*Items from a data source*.

■ ■ ■ ■ ■

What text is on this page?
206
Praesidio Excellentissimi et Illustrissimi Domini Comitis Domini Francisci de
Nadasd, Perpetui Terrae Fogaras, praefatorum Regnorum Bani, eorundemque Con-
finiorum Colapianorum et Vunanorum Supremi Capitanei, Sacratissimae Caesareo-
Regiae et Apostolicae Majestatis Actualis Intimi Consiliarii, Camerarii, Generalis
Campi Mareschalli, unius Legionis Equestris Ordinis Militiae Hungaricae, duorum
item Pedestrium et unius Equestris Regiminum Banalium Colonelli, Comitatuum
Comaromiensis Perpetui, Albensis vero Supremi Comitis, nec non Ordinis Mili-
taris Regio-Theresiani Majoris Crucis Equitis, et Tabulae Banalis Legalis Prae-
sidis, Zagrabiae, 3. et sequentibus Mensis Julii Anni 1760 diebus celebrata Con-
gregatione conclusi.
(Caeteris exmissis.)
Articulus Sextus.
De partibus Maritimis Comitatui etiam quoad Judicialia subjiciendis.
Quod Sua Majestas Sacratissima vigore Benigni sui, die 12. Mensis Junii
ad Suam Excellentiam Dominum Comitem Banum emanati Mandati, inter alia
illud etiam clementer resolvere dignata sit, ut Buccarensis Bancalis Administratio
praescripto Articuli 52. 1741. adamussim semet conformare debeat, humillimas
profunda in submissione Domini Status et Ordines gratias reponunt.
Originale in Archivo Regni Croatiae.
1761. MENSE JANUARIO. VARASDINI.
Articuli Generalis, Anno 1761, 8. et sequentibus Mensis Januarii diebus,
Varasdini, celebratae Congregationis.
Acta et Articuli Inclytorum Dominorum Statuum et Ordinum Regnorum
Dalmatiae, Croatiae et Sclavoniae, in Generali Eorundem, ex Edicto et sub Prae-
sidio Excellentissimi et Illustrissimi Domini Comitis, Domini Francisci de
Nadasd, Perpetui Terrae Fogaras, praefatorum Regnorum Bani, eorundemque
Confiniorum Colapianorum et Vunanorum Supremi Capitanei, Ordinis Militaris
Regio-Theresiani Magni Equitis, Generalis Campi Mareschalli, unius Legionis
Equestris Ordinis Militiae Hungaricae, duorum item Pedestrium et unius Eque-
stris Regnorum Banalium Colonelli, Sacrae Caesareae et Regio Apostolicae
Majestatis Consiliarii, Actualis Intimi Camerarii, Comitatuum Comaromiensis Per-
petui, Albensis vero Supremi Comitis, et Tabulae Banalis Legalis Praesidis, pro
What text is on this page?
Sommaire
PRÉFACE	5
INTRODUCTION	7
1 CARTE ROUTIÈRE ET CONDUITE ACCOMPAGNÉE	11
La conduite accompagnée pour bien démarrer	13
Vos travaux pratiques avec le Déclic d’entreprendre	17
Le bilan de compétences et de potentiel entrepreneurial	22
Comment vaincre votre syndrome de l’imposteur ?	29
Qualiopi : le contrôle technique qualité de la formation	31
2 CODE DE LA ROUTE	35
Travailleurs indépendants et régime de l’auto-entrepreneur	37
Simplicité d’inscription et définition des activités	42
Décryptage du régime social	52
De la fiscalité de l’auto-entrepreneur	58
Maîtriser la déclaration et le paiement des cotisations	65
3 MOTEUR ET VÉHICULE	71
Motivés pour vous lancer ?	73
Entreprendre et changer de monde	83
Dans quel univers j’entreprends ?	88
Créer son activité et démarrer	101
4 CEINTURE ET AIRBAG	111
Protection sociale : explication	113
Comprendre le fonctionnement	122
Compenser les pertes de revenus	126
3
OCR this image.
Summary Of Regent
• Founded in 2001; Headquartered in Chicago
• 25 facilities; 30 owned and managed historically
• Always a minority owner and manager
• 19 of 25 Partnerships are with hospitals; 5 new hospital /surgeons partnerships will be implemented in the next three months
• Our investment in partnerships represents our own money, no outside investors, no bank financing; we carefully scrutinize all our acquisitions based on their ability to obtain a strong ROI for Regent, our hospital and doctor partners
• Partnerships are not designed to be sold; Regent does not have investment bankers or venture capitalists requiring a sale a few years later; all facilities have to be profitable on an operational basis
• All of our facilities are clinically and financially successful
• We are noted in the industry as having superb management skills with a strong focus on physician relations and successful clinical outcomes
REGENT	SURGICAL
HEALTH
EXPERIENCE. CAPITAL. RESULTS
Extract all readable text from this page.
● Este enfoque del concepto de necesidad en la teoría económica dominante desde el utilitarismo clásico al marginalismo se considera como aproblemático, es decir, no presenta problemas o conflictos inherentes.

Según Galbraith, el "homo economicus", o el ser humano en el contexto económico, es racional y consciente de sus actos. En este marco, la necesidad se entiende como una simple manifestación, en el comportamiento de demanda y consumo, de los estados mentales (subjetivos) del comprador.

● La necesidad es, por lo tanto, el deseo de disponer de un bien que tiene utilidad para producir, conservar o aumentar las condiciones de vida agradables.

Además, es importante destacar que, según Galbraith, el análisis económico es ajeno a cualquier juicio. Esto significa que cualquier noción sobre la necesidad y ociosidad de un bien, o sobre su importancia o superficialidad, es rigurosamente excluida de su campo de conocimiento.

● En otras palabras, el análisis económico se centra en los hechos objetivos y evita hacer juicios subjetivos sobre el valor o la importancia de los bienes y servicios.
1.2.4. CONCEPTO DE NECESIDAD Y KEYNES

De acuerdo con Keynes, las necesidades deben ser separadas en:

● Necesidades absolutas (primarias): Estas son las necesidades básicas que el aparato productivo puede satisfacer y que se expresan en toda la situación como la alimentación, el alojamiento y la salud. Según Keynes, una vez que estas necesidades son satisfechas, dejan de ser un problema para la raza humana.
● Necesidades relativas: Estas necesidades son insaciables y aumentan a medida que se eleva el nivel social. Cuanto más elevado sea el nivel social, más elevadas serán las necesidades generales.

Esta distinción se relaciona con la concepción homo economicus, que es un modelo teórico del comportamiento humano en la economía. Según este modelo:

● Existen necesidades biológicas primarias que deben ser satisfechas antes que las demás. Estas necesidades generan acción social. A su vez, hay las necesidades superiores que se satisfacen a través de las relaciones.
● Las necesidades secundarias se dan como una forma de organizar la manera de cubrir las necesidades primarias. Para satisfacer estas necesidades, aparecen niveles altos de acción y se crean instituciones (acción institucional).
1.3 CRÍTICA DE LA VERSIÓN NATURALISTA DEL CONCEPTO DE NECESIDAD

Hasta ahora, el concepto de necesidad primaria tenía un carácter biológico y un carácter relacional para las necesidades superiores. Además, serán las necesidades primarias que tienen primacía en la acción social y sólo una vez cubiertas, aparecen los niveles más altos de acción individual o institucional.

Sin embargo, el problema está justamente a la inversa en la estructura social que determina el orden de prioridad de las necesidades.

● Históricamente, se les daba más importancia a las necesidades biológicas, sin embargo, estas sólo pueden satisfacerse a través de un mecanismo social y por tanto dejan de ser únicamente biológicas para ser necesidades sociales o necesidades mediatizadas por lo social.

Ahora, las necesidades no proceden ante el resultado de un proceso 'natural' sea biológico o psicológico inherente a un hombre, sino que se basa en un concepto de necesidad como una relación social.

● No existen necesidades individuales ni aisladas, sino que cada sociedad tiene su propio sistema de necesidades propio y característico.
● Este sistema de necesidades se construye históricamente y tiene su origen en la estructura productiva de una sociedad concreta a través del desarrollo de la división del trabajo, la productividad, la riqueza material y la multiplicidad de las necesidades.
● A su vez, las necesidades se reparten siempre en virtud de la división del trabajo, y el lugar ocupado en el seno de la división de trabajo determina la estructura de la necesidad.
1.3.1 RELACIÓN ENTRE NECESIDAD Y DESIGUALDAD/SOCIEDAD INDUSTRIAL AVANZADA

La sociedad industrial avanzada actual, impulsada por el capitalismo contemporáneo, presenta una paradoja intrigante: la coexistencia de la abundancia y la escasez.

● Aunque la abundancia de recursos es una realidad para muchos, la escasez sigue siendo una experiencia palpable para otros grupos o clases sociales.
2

■ ■ ■ ■ ■

*Exercise requirements*. In the records shown above, how many lines include the word "Legalis"? Answer with the number only.

*Task output*. 2